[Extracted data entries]

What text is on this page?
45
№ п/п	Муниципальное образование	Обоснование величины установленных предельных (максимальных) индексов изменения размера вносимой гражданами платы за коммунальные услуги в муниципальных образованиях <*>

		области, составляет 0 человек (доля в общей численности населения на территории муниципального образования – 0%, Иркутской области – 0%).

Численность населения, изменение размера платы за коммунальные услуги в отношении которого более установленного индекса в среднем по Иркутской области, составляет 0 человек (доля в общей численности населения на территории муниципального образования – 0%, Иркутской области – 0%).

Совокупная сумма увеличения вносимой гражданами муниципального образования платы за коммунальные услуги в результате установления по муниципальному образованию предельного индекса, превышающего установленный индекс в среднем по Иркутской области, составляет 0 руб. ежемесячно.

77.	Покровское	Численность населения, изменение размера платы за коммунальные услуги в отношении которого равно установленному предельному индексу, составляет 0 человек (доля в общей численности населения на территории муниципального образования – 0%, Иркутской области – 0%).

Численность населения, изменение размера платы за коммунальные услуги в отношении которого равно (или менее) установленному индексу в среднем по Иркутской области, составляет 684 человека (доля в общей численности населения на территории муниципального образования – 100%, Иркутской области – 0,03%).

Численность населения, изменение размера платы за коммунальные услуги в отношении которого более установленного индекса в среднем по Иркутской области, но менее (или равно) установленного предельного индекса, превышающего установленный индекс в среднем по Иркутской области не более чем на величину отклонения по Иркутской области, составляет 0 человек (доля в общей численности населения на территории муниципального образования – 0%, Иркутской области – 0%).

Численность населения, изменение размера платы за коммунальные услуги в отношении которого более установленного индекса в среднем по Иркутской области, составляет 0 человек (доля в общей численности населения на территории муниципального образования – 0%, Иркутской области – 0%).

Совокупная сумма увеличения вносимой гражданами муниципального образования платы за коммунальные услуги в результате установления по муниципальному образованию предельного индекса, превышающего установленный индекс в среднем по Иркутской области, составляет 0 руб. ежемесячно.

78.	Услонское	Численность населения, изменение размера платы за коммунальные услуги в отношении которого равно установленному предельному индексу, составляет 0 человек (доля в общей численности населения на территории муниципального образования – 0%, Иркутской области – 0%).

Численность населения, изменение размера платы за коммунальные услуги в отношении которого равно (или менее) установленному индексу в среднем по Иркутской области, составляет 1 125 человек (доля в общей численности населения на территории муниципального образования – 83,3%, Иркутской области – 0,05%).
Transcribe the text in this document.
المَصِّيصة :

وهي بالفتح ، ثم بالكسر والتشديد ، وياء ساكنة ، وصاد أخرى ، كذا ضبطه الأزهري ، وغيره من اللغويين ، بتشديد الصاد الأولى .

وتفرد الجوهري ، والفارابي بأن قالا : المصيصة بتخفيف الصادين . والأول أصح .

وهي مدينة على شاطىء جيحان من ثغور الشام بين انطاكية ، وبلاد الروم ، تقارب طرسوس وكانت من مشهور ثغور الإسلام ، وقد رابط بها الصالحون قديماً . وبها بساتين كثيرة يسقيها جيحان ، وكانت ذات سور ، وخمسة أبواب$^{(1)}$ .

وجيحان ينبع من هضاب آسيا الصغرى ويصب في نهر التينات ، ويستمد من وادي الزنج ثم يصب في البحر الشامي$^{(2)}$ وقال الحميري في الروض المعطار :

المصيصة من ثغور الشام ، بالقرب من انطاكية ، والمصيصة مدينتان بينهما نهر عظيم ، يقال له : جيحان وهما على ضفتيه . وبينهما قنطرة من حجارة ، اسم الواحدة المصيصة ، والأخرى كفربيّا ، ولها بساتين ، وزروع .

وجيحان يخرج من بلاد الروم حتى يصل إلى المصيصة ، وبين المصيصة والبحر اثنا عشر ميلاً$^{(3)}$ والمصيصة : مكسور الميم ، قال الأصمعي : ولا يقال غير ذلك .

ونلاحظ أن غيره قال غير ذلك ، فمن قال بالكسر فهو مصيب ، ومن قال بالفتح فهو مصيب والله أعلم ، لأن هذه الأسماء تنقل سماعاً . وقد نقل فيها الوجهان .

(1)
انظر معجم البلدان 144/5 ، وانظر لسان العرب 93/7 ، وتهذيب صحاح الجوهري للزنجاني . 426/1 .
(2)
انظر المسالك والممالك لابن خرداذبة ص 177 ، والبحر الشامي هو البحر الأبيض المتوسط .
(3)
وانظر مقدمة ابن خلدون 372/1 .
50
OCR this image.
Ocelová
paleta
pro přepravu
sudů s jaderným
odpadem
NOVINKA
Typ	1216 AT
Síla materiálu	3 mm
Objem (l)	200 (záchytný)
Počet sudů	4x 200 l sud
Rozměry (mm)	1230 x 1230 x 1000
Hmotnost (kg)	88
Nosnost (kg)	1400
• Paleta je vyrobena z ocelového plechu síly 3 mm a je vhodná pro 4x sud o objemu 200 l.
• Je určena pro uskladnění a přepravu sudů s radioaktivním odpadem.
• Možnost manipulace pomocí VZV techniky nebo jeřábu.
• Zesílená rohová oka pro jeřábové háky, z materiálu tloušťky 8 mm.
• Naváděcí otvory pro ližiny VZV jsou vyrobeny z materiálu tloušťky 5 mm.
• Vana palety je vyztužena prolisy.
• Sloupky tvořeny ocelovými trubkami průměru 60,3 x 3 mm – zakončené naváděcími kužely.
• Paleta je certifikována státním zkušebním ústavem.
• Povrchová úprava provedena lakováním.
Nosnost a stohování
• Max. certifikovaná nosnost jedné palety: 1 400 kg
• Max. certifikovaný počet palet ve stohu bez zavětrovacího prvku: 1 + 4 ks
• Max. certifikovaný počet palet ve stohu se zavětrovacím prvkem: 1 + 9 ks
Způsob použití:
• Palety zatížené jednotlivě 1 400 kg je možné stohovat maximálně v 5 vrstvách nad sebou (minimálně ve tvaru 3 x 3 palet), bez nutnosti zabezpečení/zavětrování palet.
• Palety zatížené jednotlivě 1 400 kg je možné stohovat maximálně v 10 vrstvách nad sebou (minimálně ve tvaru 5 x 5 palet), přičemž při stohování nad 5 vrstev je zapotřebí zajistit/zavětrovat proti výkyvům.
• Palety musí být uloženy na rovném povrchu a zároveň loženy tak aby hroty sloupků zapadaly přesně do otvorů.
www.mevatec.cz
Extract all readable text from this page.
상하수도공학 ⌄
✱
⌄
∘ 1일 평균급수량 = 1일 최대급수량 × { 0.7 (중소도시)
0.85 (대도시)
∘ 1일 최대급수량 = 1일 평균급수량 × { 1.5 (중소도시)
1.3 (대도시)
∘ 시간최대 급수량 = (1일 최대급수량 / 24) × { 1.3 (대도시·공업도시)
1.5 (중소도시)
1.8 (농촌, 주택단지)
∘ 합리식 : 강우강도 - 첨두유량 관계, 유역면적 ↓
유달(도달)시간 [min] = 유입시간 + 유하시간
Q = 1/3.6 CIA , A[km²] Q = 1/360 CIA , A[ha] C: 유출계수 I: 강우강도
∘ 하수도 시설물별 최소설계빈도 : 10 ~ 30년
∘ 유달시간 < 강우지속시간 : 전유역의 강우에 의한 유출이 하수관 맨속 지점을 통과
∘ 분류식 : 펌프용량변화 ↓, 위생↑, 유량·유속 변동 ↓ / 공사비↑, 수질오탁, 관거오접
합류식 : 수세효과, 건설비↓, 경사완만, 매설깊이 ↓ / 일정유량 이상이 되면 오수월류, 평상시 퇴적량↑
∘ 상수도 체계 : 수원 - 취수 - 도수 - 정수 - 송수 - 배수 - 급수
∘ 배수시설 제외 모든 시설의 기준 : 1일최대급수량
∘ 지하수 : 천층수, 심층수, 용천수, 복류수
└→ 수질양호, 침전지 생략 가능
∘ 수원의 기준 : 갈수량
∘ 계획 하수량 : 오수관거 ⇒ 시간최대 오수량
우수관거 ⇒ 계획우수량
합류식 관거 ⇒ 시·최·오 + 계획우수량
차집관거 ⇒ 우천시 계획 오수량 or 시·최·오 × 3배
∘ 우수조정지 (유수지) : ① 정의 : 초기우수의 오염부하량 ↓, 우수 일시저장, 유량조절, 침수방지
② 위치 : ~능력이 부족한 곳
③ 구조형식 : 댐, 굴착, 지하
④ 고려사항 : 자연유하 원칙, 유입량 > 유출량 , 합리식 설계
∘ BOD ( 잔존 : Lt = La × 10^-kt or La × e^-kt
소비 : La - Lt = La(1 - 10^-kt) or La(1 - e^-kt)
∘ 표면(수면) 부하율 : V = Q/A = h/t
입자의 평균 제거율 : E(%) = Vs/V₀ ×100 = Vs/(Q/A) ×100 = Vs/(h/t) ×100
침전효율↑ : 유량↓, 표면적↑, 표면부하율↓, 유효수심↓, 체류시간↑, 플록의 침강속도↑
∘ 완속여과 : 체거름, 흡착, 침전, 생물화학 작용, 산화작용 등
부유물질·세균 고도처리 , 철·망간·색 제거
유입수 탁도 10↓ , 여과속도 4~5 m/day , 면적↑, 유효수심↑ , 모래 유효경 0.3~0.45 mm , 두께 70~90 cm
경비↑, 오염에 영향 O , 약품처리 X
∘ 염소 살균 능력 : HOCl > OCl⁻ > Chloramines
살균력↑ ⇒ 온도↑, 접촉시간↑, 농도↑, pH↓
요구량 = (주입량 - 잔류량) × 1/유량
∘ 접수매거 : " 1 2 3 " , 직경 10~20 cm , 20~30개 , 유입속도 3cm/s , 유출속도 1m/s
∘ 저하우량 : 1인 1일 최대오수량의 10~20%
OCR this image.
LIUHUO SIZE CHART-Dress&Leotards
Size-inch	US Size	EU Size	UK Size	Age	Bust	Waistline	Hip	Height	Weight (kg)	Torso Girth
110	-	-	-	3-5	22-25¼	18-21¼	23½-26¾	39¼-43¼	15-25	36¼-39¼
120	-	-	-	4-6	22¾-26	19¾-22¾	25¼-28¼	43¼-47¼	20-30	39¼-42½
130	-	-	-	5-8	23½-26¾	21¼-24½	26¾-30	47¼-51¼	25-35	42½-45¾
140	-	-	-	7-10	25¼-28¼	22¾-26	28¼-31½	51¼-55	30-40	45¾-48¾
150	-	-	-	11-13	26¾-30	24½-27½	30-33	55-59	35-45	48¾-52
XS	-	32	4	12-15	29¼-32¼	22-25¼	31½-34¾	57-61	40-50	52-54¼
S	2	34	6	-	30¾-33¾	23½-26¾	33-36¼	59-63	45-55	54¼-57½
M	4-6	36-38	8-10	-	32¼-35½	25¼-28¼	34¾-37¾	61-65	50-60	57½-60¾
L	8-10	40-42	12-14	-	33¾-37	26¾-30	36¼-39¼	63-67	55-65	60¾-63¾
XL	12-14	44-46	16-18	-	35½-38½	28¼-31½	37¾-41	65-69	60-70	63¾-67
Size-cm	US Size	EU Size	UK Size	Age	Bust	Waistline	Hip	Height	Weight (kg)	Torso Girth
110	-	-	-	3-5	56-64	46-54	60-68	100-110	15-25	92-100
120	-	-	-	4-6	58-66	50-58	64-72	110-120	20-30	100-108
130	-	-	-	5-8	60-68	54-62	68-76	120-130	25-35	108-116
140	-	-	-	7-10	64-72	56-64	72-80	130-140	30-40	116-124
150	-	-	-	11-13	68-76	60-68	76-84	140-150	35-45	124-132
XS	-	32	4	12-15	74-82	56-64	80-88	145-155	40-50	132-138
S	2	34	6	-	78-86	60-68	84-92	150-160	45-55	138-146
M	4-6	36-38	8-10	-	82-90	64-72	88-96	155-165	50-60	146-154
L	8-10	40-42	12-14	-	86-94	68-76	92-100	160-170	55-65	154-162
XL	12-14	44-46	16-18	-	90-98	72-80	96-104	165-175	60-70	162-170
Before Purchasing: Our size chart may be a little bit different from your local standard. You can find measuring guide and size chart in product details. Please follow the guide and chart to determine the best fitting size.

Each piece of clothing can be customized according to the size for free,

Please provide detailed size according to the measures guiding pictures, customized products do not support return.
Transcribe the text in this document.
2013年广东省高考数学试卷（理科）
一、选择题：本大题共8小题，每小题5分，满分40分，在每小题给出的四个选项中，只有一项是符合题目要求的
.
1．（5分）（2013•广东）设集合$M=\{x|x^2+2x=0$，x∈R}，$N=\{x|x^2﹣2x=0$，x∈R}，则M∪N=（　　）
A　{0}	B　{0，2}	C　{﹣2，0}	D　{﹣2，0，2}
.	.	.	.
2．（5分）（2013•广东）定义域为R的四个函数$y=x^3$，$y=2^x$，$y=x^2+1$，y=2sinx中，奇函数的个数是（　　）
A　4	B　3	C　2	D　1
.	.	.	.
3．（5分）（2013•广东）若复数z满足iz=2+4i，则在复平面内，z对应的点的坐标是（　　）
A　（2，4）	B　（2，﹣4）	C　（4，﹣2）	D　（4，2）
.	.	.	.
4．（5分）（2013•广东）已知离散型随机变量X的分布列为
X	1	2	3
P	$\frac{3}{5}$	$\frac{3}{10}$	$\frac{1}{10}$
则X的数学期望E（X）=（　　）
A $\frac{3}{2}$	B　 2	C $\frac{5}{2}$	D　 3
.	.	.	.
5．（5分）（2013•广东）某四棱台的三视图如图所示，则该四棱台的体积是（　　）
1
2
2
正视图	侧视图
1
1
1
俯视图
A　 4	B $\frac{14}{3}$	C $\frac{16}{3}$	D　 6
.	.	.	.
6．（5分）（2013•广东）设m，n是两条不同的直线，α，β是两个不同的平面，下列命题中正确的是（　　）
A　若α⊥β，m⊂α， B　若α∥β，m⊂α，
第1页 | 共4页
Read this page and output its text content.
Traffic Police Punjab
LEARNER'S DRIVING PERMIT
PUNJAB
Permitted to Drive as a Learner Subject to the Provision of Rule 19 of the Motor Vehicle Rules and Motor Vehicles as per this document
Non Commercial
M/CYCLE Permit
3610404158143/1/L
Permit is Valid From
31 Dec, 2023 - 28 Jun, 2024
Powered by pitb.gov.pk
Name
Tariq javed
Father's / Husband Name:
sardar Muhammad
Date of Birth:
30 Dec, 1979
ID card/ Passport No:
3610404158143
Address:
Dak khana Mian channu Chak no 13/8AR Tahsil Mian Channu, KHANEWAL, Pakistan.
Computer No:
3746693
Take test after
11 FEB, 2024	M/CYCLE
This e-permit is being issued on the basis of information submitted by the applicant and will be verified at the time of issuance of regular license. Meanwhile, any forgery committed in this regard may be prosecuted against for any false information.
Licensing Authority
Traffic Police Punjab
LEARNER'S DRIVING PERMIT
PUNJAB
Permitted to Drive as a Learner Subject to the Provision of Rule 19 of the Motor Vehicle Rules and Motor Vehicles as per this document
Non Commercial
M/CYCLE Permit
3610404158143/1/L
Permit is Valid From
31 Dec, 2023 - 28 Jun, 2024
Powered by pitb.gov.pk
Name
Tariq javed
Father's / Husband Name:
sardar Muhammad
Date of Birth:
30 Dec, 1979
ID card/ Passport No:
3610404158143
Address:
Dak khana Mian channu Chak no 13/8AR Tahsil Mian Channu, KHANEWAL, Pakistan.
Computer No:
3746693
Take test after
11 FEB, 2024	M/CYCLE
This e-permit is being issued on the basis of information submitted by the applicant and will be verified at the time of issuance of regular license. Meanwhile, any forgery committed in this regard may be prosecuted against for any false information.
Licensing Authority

Objective: Go through the listing above and pull out each line containing the word "Torso".

Response to the exercise:
Size-inch	US Size	EU Size	UK Size	Age	Bust	Waistline	Hip	Height	Weight (kg)	Torso Girth
Size-cm	US Size	EU Size	UK Size	Age	Bust	Waistline	Hip	Height	Weight (kg)	Torso Girth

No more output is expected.